Supplied information
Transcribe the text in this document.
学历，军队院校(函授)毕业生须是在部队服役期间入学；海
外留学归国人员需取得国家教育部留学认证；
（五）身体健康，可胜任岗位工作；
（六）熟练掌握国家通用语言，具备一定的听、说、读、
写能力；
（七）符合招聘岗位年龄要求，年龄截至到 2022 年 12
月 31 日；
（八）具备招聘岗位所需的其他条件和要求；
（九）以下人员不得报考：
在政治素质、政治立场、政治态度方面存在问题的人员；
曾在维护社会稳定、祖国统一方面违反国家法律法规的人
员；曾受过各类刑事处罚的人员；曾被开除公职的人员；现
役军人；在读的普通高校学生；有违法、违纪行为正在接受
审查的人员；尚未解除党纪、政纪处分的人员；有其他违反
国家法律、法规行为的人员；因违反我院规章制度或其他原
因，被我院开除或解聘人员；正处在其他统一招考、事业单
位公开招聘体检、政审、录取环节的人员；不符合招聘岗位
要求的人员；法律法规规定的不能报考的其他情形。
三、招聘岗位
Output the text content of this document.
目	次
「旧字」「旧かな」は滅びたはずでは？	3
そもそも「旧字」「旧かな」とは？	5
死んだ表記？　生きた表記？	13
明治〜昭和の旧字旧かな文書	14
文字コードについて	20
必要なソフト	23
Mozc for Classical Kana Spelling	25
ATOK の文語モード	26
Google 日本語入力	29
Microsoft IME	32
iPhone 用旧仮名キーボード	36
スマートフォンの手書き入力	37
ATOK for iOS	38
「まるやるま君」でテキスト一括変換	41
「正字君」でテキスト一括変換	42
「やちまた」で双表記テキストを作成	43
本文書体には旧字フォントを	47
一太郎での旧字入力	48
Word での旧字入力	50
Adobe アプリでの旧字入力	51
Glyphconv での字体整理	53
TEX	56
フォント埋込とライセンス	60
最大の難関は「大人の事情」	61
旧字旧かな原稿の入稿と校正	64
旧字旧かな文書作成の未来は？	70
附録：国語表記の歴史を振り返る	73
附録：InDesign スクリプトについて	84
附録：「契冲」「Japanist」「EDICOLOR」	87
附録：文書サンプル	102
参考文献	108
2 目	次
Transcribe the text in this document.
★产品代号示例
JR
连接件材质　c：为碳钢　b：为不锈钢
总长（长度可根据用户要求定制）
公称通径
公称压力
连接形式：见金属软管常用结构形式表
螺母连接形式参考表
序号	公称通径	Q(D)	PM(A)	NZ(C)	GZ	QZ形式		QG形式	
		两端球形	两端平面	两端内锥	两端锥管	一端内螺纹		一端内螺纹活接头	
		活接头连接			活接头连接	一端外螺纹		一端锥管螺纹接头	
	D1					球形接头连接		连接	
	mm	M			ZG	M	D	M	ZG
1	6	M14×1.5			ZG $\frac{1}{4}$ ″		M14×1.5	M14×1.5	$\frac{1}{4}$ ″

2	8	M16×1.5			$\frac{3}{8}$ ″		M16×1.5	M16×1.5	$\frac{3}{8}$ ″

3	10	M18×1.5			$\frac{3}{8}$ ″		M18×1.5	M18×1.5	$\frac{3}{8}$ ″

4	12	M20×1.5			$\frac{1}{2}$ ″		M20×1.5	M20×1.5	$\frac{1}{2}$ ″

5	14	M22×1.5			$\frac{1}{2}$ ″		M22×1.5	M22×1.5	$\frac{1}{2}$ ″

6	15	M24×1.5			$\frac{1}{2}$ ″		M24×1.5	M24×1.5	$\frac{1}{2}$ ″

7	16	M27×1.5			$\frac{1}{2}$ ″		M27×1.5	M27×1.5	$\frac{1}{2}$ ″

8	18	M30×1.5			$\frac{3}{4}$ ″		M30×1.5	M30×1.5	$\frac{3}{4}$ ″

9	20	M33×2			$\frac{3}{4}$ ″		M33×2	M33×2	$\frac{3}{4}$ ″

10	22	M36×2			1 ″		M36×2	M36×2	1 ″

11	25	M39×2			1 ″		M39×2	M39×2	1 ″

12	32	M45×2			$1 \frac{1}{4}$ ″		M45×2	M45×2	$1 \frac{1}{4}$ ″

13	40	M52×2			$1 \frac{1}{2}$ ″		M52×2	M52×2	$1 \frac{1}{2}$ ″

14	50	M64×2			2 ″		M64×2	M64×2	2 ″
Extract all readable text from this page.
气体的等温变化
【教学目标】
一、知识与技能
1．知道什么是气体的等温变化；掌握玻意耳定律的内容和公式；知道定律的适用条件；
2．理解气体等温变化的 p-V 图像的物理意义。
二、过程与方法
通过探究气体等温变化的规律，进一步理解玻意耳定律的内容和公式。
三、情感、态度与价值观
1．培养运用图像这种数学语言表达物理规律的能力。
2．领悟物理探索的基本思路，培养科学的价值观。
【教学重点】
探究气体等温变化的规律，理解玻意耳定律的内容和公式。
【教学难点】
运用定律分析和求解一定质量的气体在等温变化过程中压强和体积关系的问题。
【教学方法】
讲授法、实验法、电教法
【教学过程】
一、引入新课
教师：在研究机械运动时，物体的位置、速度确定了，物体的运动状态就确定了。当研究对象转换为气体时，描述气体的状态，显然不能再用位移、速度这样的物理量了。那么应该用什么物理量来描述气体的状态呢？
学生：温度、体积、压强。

Given instruction
Output the line that contains "Extract all readable text from this page.", followed by every later line in the listing, with no line omitted and none added.

Complete answer
Extract all readable text from this page.
气体的等温变化
【教学目标】
一、知识与技能
1．知道什么是气体的等温变化；掌握玻意耳定律的内容和公式；知道定律的适用条件；
2．理解气体等温变化的 p-V 图像的物理意义。
二、过程与方法
通过探究气体等温变化的规律，进一步理解玻意耳定律的内容和公式。
三、情感、态度与价值观
1．培养运用图像这种数学语言表达物理规律的能力。
2．领悟物理探索的基本思路，培养科学的价值观。
【教学重点】
探究气体等温变化的规律，理解玻意耳定律的内容和公式。
【教学难点】
运用定律分析和求解一定质量的气体在等温变化过程中压强和体积关系的问题。
【教学方法】
讲授法、实验法、电教法
【教学过程】
一、引入新课
教师：在研究机械运动时，物体的位置、速度确定了，物体的运动状态就确定了。当研究对象转换为气体时，描述气体的状态，显然不能再用位移、速度这样的物理量了。那么应该用什么物理量来描述气体的状态呢？
学生：温度、体积、压强。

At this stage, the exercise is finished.